══ Working data

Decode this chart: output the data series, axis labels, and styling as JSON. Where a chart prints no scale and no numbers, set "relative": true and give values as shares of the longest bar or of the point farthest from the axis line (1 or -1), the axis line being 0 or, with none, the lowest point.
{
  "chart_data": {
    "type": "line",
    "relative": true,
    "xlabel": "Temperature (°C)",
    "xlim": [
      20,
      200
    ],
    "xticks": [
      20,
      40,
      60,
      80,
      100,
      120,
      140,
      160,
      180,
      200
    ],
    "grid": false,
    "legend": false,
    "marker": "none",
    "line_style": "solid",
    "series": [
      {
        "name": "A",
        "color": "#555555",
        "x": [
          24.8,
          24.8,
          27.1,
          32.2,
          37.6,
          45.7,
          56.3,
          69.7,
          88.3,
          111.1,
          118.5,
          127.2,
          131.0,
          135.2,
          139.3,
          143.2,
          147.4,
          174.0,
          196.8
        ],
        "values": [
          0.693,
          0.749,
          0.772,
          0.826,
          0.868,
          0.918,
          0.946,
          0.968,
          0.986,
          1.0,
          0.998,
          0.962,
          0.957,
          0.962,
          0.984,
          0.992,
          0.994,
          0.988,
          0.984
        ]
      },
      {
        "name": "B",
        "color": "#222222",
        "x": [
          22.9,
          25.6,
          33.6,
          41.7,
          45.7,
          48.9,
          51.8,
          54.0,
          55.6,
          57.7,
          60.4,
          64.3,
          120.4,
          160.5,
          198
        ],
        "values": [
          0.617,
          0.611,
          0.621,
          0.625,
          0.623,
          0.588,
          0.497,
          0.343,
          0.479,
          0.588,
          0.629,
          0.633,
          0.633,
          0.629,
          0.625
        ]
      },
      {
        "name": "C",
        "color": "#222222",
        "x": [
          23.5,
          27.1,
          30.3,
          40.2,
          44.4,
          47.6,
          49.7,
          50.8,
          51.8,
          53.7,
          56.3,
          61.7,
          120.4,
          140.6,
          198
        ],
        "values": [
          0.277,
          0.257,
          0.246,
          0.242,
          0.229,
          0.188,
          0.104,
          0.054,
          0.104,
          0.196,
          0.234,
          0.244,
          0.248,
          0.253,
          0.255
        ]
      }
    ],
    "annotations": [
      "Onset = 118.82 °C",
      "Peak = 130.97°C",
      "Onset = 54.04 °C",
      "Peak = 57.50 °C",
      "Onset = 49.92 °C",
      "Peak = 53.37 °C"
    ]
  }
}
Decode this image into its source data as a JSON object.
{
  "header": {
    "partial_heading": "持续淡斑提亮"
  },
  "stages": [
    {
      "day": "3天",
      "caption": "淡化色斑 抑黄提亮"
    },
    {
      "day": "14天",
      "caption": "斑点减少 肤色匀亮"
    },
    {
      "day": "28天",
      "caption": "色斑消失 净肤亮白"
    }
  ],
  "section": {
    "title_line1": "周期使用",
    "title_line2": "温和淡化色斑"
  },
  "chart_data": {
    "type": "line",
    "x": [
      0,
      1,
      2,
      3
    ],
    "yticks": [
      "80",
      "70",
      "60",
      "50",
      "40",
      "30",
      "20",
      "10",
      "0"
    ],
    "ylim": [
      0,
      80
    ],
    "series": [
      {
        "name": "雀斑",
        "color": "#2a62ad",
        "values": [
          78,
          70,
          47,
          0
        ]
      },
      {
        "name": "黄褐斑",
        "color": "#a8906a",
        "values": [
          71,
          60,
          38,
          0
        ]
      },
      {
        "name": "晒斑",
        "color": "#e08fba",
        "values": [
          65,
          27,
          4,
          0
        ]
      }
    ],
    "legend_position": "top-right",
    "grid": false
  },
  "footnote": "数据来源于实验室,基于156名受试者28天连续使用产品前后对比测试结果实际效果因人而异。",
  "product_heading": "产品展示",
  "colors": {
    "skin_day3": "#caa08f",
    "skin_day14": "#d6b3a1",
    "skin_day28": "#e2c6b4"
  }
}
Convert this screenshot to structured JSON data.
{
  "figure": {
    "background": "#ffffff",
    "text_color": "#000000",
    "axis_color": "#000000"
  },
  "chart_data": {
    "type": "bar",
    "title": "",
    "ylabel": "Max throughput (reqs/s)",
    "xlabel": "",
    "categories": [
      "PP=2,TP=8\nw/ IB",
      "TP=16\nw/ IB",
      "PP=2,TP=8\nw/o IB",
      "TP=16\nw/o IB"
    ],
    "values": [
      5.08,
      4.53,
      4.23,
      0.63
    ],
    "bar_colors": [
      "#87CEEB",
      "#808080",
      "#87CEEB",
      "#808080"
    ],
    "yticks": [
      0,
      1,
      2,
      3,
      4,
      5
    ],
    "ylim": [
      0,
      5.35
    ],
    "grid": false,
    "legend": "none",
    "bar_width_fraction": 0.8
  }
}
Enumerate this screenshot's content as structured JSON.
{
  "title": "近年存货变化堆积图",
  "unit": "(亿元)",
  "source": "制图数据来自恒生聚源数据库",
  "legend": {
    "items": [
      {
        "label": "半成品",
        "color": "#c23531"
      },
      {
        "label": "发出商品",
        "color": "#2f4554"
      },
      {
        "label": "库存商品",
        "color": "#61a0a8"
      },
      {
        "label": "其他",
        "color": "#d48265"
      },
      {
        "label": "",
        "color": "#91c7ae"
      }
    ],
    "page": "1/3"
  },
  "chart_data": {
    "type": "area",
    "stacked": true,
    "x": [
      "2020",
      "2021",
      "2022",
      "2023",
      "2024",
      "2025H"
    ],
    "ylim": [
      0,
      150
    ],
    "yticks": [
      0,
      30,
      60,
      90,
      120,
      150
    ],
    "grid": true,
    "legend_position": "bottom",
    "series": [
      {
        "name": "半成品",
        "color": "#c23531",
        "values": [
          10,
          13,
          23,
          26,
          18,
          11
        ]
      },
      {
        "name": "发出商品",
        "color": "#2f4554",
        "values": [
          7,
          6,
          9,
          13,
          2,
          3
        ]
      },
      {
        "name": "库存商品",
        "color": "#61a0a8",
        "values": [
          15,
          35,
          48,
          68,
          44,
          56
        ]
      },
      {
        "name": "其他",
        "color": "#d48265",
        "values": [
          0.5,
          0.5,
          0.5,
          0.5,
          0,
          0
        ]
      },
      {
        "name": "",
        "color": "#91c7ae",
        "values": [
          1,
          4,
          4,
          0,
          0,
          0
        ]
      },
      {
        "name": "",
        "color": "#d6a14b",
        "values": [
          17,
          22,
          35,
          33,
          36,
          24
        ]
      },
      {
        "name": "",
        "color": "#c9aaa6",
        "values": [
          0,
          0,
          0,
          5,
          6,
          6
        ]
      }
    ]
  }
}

════

• The problem: Reply with the number of lines in the preceding entries that contain "false", and no other words.

• Output: 4